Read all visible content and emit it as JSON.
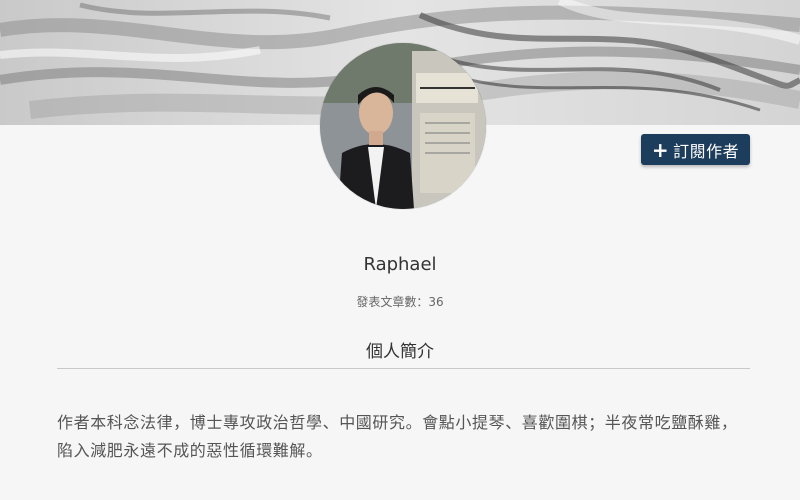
{
  "header": {
    "subscribe_label": "訂閱作者",
    "plus_icon": "plus-icon"
  },
  "profile": {
    "name": "Raphael",
    "post_count": "發表文章數：36"
  },
  "bio": {
    "title": "個人簡介",
    "text": "作者本科念法律，博士專攻政治哲學、中國研究。會點小提琴、喜歡圍棋；半夜常吃鹽酥雞，陷入減肥永遠不成的惡性循環難解。"
  },
  "colors": {
    "subscribe_bg": "#1d3d5c",
    "page_bg": "#f6f6f6"
  }
}
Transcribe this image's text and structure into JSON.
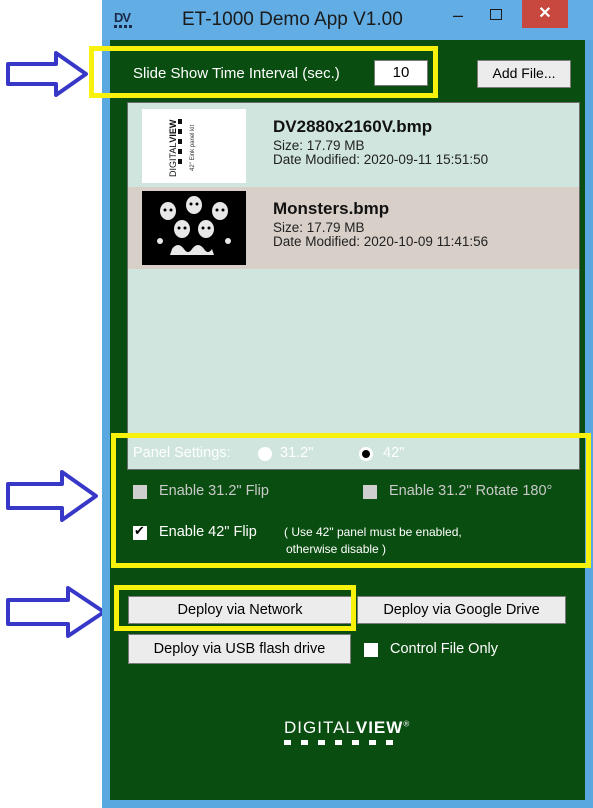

PROBLEM TO SOLVE - From the records given above, reproduce all text exactly and exclude each picture.

THE RESPONSE -
Read all visible content and emit it as JSON.
{
  "header": {
    "subscribe_label": "訂閱作者",
    "plus_icon": "plus-icon"
  },
  "profile": {
    "name": "Raphael",
    "post_count": "發表文章數：36"
  },
  "bio": {
    "title": "個人簡介",
    "text": "作者本科念法律，博士專攻政治哲學、中國研究。會點小提琴、喜歡圍棋；半夜常吃鹽酥雞，陷入減肥永遠不成的惡性循環難解。"
  },
  "colors": {
    "subscribe_bg": "#1d3d5c",
    "page_bg": "#f6f6f6"
  }
}
Transcribe this image's text and structure into JSON.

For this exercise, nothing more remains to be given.